Se nulla è, vale a dire se ontologicamente fosse accettato, è chiaro che entra in collisione con l'essere. Ma il vero problema metafisico e problematizzato da alcuni filosofi, è quando il nulla
è, sebbene non venga accettato ontologicamente, ma si rileva come contraddizione.
La nostra attuale cultura accetta di fatto il nulla, per questo alcuni la definiscono contraddittoria:
la vita che viene dal nulla e scompare nel nulla,: l'universo stesso che viene dal nulla fino a sparire in un lontano futuro.
Per questo se il tutto fosse l'insieme che comprende due insiemi(o sottoinsiemi) l'essere, inteso come essenti come esseri esistenti e il nulla quindi come non-essenti, si entra in un'aporia, in una contraddizione del fondamento . E qui allora se dovessimo dare uno statuto di essente anche al nulla, dovremmo accettare che il non-è esiste, e che quindi il mondo si dà come anche come contraddizione che "vive" che è essente.
Allora il non-essere o non-uno è parte del Tutto e si mostra al mondo attraverso le contraddizioni e ciò potrebbe spiegare il dualismo ; appena dopo il principio del fondamento nascono i "contrari" , ad ogni termine positivo si accompagna un negativo. Il dualismo può spiegare la storia, l'ignoranza umana, lo stato umano nel mondo.
La teoria insiemistica, "ingenua" di Cantor, spiega che ad ogni tipologia di numero: naturale, reale, razionale, irrazionale, ecc, è un insieme e ognuno di questi insiemi ha numeri infinitesimali .
@bobmax
Sono d'accordo che l'Essere non coincide con l'esistere, soprattutto in termini temporali (passato, presente, futuro) come ho già espresso.
Esatto: l'Essere è origine.
E qui si aprono le divergenze: L'Essere "è", è prima di ogni esistenza ,se è originario e fondamento e quindi non coincide necessariamente con l'esistenza, ma è possibile che appaia nel mondo come esistenza.
Se io, tu....o chiunque, possiamo dire, cioè possiamo parlarne, discuterne, problematizzarlo, dell'Essere, significa che qualche relazione fra noi che esistiamo, che siamo nell'insieme degli esistenti, c'è. Non potremmo dire nulla di ciò che nemmeno come pensiero sarebbe pensabile.
C'è quindi una relazione fra l'Essere e l'esistenza. Ed è l'esistenza stessa che chiama in causa l'Essere.
La causa della vita, da chi o cosa mai sarebbe data? Noi viviamo, esistiamo, è un fatto prima ancora di un'opinione o interpretazione. Se L'essere allora fosse origine, ribadisco, una relazione causale fra esistenza ed Essere è necessaria.
Per quale motivo l'"io" dovrebbe essere un'illusione? Semmai l"io" che è, in quanto siamo noi singoli individui umani, è qualcosa relazionato alla coscienza e consapevolezza di essere.
Poi questo essere può essere coerente o contraddittorio , in funzione delle relazioni fra essere ed esistenza, richiamate dalla coscienza e consapevolezza.
Il nostro singolo e individuale essere, è necessariamente relazionato all'Essere originario e fondamento e colma la frattura fra divenire ed eterno.
Altro ancora sarebbe dire "perché noi umani, in quanto essenti intelligenti, siamo nel divenire"?

■ ESTRATTO DEI DATI ■

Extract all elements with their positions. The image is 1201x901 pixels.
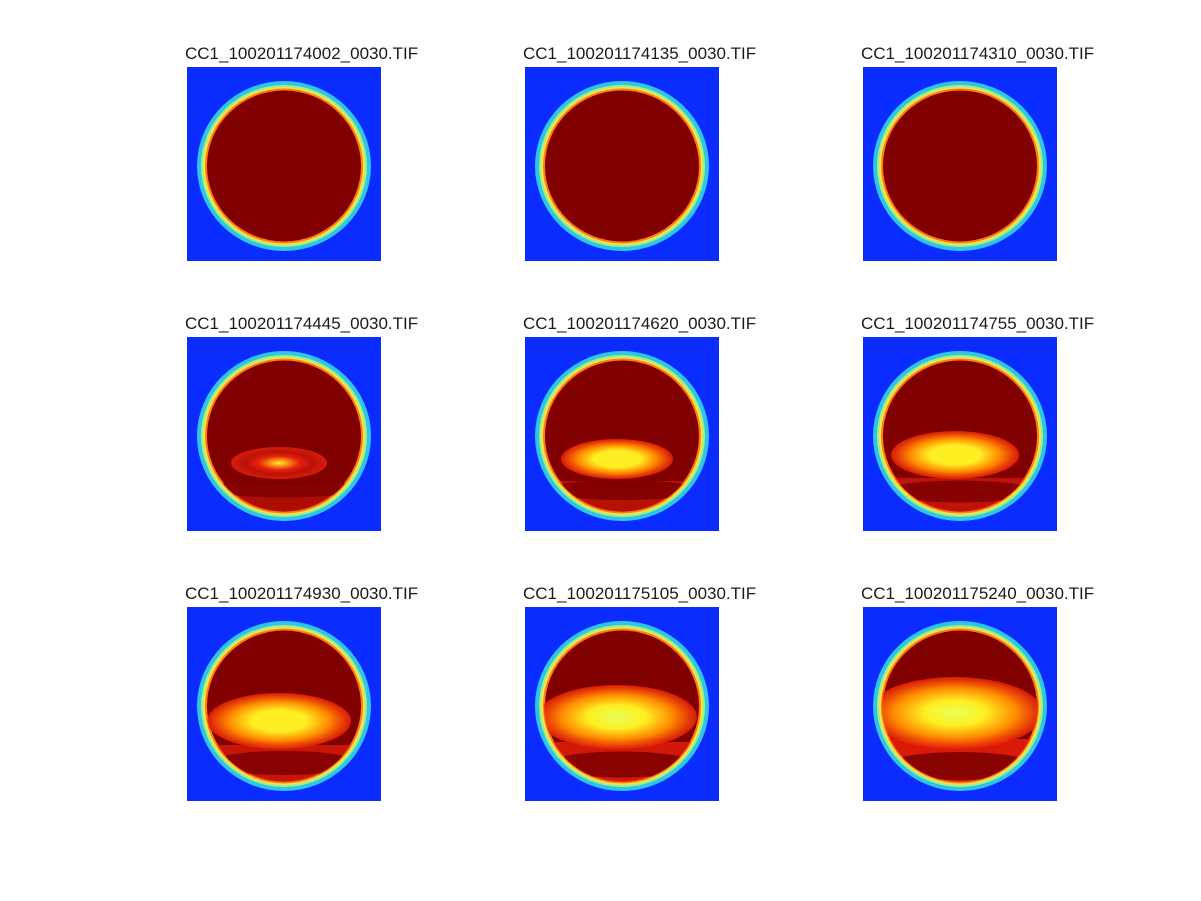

■ DETTAGLI DEL PROBLEMA ■
Ricopia senza modifiche la parte del brano sull'Essere e il nulla che comincia con "Per quale motivo" e prosegue fino a "consapevolezza di essere.". Il materiale riportato sopra non ha alcun ruolo qui.

■ RISPOSTA ■
Per quale motivo l'"io" dovrebbe essere un'illusione? Semmai l"io" che è, in quanto siamo noi singoli individui umani, è qualcosa relazionato alla coscienza e consapevolezza di essere.